▸ TASK REQUIREMENTS
Below is a set of records; restate each one word for word.

▸ MATERIAL
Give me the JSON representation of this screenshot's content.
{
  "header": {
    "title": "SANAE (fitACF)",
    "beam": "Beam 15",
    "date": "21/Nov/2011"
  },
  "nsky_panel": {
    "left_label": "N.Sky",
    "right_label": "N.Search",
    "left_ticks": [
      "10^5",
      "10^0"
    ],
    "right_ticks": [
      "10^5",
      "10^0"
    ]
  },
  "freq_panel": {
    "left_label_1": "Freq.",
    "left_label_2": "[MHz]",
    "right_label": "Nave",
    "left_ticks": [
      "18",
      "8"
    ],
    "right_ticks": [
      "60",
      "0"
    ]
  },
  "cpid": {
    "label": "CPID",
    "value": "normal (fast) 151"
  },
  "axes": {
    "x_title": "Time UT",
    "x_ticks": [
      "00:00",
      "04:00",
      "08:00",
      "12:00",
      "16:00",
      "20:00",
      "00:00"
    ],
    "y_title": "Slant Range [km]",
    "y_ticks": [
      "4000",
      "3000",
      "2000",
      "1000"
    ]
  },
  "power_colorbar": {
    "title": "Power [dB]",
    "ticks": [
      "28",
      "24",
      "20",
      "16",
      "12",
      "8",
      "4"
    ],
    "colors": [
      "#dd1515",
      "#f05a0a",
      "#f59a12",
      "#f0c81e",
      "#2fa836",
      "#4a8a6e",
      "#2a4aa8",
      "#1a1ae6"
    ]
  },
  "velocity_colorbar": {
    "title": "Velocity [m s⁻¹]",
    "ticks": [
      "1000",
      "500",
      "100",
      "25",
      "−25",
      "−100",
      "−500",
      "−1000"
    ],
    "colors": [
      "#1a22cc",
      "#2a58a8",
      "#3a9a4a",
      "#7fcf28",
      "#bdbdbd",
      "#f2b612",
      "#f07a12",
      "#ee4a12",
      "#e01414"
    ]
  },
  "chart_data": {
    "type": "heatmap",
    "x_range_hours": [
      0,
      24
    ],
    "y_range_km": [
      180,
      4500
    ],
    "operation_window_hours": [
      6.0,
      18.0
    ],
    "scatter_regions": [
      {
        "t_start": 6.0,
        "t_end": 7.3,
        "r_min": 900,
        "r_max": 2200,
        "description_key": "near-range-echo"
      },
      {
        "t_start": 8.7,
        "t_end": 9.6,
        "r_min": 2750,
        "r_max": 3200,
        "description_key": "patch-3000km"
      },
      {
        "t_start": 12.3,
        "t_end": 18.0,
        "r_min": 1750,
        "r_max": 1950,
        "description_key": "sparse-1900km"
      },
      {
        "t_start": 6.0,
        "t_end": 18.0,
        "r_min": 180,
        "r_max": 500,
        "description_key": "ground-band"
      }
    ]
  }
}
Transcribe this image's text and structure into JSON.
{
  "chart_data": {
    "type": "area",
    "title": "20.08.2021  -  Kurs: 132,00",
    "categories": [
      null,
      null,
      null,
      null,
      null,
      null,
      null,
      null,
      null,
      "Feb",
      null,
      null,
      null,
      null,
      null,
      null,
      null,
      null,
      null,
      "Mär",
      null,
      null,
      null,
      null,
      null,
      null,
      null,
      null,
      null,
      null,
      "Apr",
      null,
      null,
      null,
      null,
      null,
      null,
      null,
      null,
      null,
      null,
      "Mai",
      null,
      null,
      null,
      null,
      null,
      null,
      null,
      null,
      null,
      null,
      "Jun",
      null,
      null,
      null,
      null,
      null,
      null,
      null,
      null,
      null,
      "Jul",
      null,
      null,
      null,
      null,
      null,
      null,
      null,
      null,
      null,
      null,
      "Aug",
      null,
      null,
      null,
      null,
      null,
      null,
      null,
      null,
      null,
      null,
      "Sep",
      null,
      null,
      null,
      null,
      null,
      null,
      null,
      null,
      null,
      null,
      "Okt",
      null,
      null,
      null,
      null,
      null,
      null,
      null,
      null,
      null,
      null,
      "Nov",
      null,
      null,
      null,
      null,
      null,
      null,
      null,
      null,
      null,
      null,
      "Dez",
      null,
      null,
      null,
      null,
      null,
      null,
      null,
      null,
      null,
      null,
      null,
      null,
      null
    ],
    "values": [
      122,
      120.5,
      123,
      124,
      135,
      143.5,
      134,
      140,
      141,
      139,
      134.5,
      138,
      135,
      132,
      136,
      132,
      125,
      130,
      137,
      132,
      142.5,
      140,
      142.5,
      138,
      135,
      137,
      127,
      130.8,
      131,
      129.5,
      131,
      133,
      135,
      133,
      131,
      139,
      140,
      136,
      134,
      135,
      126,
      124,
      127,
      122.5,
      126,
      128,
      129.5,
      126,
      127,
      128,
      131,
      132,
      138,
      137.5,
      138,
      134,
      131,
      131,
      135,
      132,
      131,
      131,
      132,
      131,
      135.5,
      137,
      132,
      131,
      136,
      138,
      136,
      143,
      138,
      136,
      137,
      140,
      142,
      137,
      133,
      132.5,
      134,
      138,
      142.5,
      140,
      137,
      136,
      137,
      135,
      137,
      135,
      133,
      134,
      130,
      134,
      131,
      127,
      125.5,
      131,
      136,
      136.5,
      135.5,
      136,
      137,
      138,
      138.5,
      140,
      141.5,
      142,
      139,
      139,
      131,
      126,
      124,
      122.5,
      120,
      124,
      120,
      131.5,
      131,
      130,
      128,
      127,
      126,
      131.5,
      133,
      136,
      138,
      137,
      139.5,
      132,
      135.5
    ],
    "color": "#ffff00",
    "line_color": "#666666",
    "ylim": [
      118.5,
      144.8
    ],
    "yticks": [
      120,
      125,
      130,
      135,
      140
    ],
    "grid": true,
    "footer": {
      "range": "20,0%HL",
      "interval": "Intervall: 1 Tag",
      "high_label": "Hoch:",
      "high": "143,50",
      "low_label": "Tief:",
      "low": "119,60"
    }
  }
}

▸ ANSWER TO THIS EXERCISE
Give me the JSON representation of this screenshot's content.
{
  "header": {
    "title": "SANAE (fitACF)",
    "beam": "Beam 15",
    "date": "21/Nov/2011"
  },
  "nsky_panel": {
    "left_label": "N.Sky",
    "right_label": "N.Search",
    "left_ticks": [
      "10^5",
      "10^0"
    ],
    "right_ticks": [
      "10^5",
      "10^0"
    ]
  },
  "freq_panel": {
    "left_label_1": "Freq.",
    "left_label_2": "[MHz]",
    "right_label": "Nave",
    "left_ticks": [
      "18",
      "8"
    ],
    "right_ticks": [
      "60",
      "0"
    ]
  },
  "cpid": {
    "label": "CPID",
    "value": "normal (fast) 151"
  },
  "axes": {
    "x_title": "Time UT",
    "x_ticks": [
      "00:00",
      "04:00",
      "08:00",
      "12:00",
      "16:00",
      "20:00",
      "00:00"
    ],
    "y_title": "Slant Range [km]",
    "y_ticks": [
      "4000",
      "3000",
      "2000",
      "1000"
    ]
  },
  "power_colorbar": {
    "title": "Power [dB]",
    "ticks": [
      "28",
      "24",
      "20",
      "16",
      "12",
      "8",
      "4"
    ],
    "colors": [
      "#dd1515",
      "#f05a0a",
      "#f59a12",
      "#f0c81e",
      "#2fa836",
      "#4a8a6e",
      "#2a4aa8",
      "#1a1ae6"
    ]
  },
  "velocity_colorbar": {
    "title": "Velocity [m s⁻¹]",
    "ticks": [
      "1000",
      "500",
      "100",
      "25",
      "−25",
      "−100",
      "−500",
      "−1000"
    ],
    "colors": [
      "#1a22cc",
      "#2a58a8",
      "#3a9a4a",
      "#7fcf28",
      "#bdbdbd",
      "#f2b612",
      "#f07a12",
      "#ee4a12",
      "#e01414"
    ]
  },
  "chart_data": {
    "type": "heatmap",
    "x_range_hours": [
      0,
      24
    ],
    "y_range_km": [
      180,
      4500
    ],
    "operation_window_hours": [
      6.0,
      18.0
    ],
    "scatter_regions": [
      {
        "t_start": 6.0,
        "t_end": 7.3,
        "r_min": 900,
        "r_max": 2200,
        "description_key": "near-range-echo"
      },
      {
        "t_start": 8.7,
        "t_end": 9.6,
        "r_min": 2750,
        "r_max": 3200,
        "description_key": "patch-3000km"
      },
      {
        "t_start": 12.3,
        "t_end": 18.0,
        "r_min": 1750,
        "r_max": 1950,
        "description_key": "sparse-1900km"
      },
      {
        "t_start": 6.0,
        "t_end": 18.0,
        "r_min": 180,
        "r_max": 500,
        "description_key": "ground-band"
      }
    ]
  }
}
Transcribe this image's text and structure into JSON.
{
  "chart_data": {
    "type": "area",
    "title": "20.08.2021  -  Kurs: 132,00",
    "categories": [
      null,
      null,
      null,
      null,
      null,
      null,
      null,
      null,
      null,
      "Feb",
      null,
      null,
      null,
      null,
      null,
      null,
      null,
      null,
      null,
      "Mär",
      null,
      null,
      null,
      null,
      null,
      null,
      null,
      null,
      null,
      null,
      "Apr",
      null,
      null,
      null,
      null,
      null,
      null,
      null,
      null,
      null,
      null,
      "Mai",
      null,
      null,
      null,
      null,
      null,
      null,
      null,
      null,
      null,
      null,
      "Jun",
      null,
      null,
      null,
      null,
      null,
      null,
      null,
      null,
      null,
      "Jul",
      null,
      null,
      null,
      null,
      null,
      null,
      null,
      null,
      null,
      null,
      "Aug",
      null,
      null,
      null,
      null,
      null,
      null,
      null,
      null,
      null,
      null,
      "Sep",
      null,
      null,
      null,
      null,
      null,
      null,
      null,
      null,
      null,
      null,
      "Okt",
      null,
      null,
      null,
      null,
      null,
      null,
      null,
      null,
      null,
      null,
      "Nov",
      null,
      null,
      null,
      null,
      null,
      null,
      null,
      null,
      null,
      null,
      "Dez",
      null,
      null,
      null,
      null,
      null,
      null,
      null,
      null,
      null,
      null,
      null,
      null,
      null
    ],
    "values": [
      122,
      120.5,
      123,
      124,
      135,
      143.5,
      134,
      140,
      141,
      139,
      134.5,
      138,
      135,
      132,
      136,
      132,
      125,
      130,
      137,
      132,
      142.5,
      140,
      142.5,
      138,
      135,
      137,
      127,
      130.8,
      131,
      129.5,
      131,
      133,
      135,
      133,
      131,
      139,
      140,
      136,
      134,
      135,
      126,
      124,
      127,
      122.5,
      126,
      128,
      129.5,
      126,
      127,
      128,
      131,
      132,
      138,
      137.5,
      138,
      134,
      131,
      131,
      135,
      132,
      131,
      131,
      132,
      131,
      135.5,
      137,
      132,
      131,
      136,
      138,
      136,
      143,
      138,
      136,
      137,
      140,
      142,
      137,
      133,
      132.5,
      134,
      138,
      142.5,
      140,
      137,
      136,
      137,
      135,
      137,
      135,
      133,
      134,
      130,
      134,
      131,
      127,
      125.5,
      131,
      136,
      136.5,
      135.5,
      136,
      137,
      138,
      138.5,
      140,
      141.5,
      142,
      139,
      139,
      131,
      126,
      124,
      122.5,
      120,
      124,
      120,
      131.5,
      131,
      130,
      128,
      127,
      126,
      131.5,
      133,
      136,
      138,
      137,
      139.5,
      132,
      135.5
    ],
    "color": "#ffff00",
    "line_color": "#666666",
    "ylim": [
      118.5,
      144.8
    ],
    "yticks": [
      120,
      125,
      130,
      135,
      140
    ],
    "grid": true,
    "footer": {
      "range": "20,0%HL",
      "interval": "Intervall: 1 Tag",
      "high_label": "Hoch:",
      "high": "143,50",
      "low_label": "Tief:",
      "low": "119,60"
    }
  }
}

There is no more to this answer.